▸ What this task involves:
Determine the number of lines that have the string "Loss" in them, and give only that number.

▸ Figure content listings:
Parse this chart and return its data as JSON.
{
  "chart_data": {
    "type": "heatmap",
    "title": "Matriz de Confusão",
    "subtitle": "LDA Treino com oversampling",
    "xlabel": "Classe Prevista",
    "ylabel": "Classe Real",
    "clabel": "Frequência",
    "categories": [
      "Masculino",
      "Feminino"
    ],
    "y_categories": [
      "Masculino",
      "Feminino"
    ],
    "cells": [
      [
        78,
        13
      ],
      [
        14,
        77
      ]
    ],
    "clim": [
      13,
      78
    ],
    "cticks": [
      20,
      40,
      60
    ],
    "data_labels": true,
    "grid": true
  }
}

==

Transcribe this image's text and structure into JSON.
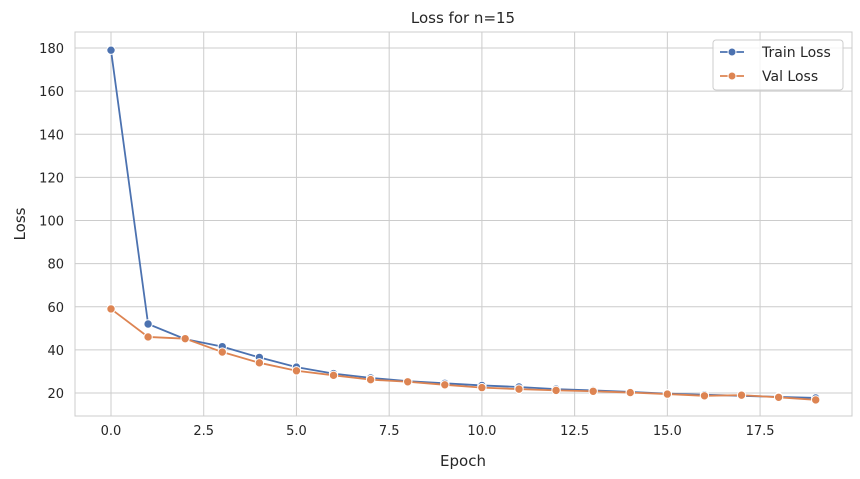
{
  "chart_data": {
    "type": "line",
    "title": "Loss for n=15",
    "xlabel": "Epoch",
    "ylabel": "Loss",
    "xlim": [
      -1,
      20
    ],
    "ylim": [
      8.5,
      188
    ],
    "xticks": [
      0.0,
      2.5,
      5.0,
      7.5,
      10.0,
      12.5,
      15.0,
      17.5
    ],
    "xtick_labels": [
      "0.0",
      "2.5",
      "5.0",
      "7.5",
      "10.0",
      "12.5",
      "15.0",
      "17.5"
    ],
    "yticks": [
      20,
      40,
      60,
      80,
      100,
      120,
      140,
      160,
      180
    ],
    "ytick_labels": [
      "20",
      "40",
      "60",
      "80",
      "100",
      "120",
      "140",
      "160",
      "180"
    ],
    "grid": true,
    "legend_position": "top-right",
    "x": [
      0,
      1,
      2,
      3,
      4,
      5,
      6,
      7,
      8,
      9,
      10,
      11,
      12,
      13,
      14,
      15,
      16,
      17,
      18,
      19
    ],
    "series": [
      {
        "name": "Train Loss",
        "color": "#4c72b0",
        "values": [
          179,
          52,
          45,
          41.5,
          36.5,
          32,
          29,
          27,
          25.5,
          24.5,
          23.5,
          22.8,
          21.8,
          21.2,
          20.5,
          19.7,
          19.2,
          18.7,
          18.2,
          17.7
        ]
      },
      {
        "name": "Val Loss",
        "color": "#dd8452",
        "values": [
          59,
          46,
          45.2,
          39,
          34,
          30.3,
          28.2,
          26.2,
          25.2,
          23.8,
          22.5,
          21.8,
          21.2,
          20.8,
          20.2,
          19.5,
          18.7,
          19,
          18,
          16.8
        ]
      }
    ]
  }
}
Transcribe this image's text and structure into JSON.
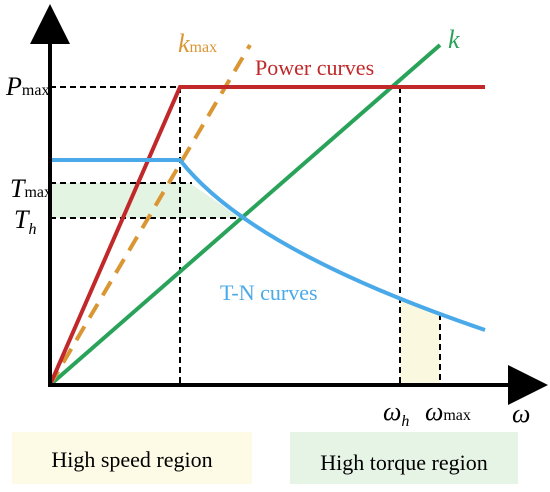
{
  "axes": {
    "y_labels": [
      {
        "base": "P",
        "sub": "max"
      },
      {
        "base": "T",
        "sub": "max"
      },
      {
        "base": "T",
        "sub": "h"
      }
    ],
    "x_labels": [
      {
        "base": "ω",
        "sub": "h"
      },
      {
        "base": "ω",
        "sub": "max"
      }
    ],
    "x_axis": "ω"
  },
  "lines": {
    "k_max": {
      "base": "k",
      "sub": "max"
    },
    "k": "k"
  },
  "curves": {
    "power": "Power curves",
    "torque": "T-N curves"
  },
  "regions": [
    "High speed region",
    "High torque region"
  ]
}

▸ Exercise answer:
4